ワールド・ビジョンがサポートしていた子ども4人が、ガザ地区に対するイスラエル軍による空爆のため死亡した。
ガザ地区での戦乱継続のため、ワールド・ビジョンは、ジャバリア女子小学校での活動も含め、一時的に同地区での活動を停止している。ワールド・ビジョンのスタッフが駐在し、「戦争によって傷つき、家に帰れない子どもたちのための心理社会的プログラム」を行っている同校は、国連の避難所になっていたが、3日に爆撃を受け、16人が死亡、130人が負傷した。
ワールド・ビジョンは、これまでに死亡した子どもたちについての情報を米クリスチャンポスト紙に対して伝える前に、ワールド・ビジョンのスポンサー全員に対して報告を行ったという。
モハンマド・ゼヤド・アルラヘル君は、7月19日の朝、イスラエル軍の戦車が彼のいた部屋を攻撃したため、死亡した。その攻撃でモハンマド君の叔父も死亡、またワールド・ビジョンがスポンサーをしていた別の子どもも死亡した。
さらに、モハンマド君の父親、母親、兄弟、姉妹、叔父、祖母、も「重症でまだ入院中」だという。
「モハンマド君の母親は、どんなにモハンマド君が8月から学校に入るのを楽しみにしていたかと言い、打ちのめされていました。母親の夢は、息子が成長して、医者になることでした。悲しいことに、その母親の夢も、モハンマド君自身の夢も、実現することはできなかったのです」と、ワールド・ビジョンは発表した。

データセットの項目
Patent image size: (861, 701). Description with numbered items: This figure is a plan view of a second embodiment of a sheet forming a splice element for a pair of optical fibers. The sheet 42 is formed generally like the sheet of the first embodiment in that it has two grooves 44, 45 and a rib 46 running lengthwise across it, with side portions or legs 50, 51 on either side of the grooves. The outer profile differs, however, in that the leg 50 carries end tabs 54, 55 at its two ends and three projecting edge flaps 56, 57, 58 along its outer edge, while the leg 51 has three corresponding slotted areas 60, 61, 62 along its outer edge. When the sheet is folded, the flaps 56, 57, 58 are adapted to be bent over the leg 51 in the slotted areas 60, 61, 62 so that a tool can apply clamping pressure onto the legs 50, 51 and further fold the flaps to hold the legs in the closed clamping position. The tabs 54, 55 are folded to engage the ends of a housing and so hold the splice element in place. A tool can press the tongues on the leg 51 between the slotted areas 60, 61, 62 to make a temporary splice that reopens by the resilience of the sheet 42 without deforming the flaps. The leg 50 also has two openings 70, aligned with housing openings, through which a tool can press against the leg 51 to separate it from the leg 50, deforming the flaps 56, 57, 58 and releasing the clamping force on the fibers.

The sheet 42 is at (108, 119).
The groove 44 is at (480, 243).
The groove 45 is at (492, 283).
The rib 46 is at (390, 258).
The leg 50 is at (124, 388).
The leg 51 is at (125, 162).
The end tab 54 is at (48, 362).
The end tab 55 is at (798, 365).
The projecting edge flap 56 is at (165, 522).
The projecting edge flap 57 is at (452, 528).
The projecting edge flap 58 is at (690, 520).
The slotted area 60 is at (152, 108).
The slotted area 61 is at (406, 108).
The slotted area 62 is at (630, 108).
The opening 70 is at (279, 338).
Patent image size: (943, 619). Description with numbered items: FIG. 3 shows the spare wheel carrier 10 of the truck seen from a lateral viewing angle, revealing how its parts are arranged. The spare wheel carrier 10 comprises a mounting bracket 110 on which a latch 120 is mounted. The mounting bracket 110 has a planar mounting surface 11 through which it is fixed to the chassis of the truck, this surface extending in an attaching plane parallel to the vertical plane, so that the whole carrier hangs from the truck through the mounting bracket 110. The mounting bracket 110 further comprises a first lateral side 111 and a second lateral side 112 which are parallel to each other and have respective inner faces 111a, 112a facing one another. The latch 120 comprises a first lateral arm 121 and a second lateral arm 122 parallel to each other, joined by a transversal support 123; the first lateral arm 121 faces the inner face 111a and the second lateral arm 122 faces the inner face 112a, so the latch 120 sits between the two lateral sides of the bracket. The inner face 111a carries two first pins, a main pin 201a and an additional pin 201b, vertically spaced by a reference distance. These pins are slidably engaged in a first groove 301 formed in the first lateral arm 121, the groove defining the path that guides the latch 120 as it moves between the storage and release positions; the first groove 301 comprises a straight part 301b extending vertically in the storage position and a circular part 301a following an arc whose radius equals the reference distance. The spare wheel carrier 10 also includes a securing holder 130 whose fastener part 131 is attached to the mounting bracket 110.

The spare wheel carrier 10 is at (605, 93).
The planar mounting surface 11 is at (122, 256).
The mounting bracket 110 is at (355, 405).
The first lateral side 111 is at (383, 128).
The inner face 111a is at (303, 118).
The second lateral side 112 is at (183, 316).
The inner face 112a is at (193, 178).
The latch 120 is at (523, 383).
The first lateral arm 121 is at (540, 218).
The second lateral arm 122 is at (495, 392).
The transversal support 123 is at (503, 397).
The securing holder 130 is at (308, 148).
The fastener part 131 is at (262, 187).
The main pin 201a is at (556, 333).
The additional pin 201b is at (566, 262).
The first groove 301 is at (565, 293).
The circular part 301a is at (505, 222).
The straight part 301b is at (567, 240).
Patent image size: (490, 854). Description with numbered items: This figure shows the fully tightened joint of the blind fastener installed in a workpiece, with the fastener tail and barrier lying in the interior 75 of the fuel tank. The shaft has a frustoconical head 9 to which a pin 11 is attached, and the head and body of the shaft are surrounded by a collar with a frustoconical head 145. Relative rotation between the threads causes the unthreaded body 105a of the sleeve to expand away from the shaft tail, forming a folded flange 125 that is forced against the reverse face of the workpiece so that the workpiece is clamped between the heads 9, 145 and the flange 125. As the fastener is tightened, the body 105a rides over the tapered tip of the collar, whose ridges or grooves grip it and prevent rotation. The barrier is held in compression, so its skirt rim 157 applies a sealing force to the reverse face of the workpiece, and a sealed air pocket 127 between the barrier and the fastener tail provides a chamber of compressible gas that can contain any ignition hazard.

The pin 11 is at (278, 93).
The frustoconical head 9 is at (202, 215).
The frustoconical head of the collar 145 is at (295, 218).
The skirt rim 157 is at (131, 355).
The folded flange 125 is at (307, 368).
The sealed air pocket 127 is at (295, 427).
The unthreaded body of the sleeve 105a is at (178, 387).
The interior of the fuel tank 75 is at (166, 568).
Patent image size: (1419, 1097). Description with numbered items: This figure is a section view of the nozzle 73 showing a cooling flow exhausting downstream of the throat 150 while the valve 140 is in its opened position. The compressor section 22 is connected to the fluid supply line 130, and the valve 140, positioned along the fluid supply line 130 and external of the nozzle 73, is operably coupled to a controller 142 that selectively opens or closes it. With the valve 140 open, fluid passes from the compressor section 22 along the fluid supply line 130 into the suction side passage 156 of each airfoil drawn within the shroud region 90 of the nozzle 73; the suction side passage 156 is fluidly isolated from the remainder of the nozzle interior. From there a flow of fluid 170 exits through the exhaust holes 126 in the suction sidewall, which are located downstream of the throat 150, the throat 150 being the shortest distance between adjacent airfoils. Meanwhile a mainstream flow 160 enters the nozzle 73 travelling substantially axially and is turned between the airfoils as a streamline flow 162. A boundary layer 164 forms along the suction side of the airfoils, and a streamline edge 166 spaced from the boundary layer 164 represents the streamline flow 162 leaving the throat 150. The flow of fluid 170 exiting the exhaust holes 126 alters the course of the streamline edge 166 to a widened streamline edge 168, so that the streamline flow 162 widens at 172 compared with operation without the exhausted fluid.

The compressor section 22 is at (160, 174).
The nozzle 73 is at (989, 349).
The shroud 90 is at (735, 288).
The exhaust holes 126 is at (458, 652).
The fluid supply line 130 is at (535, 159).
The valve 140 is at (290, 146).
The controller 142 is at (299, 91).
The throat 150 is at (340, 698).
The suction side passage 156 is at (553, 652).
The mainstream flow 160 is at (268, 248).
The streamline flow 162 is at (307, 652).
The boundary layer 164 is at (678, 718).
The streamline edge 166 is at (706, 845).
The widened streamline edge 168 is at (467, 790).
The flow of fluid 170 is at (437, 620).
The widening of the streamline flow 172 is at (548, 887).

課題の要件
ガザ地区の子どもたちに関する記事から、「ワールド・ビジョンがサポート」で始まり「重症でまだ入院中」だという。」で終わる部分を、一字一句変えずに引用してください。 資料は今回の作業では使いません。

解答例
ワールド・ビジョンがサポートしていた子ども4人が、ガザ地区に対するイスラエル軍による空爆のため死亡した。
ガザ地区での戦乱継続のため、ワールド・ビジョンは、ジャバリア女子小学校での活動も含め、一時的に同地区での活動を停止している。ワールド・ビジョンのスタッフが駐在し、「戦争によって傷つき、家に帰れない子どもたちのための心理社会的プログラム」を行っている同校は、国連の避難所になっていたが、3日に爆撃を受け、16人が死亡、130人が負傷した。
ワールド・ビジョンは、これまでに死亡した子どもたちについての情報を米クリスチャンポスト紙に対して伝える前に、ワールド・ビジョンのスポンサー全員に対して報告を行ったという。
モハンマド・ゼヤド・アルラヘル君は、7月19日の朝、イスラエル軍の戦車が彼のいた部屋を攻撃したため、死亡した。その攻撃でモハンマド君の叔父も死亡、またワールド・ビジョンがスポンサーをしていた別の子どもも死亡した。
さらに、モハンマド君の父親、母親、兄弟、姉妹、叔父、祖母、も「重症でまだ入院中」だという。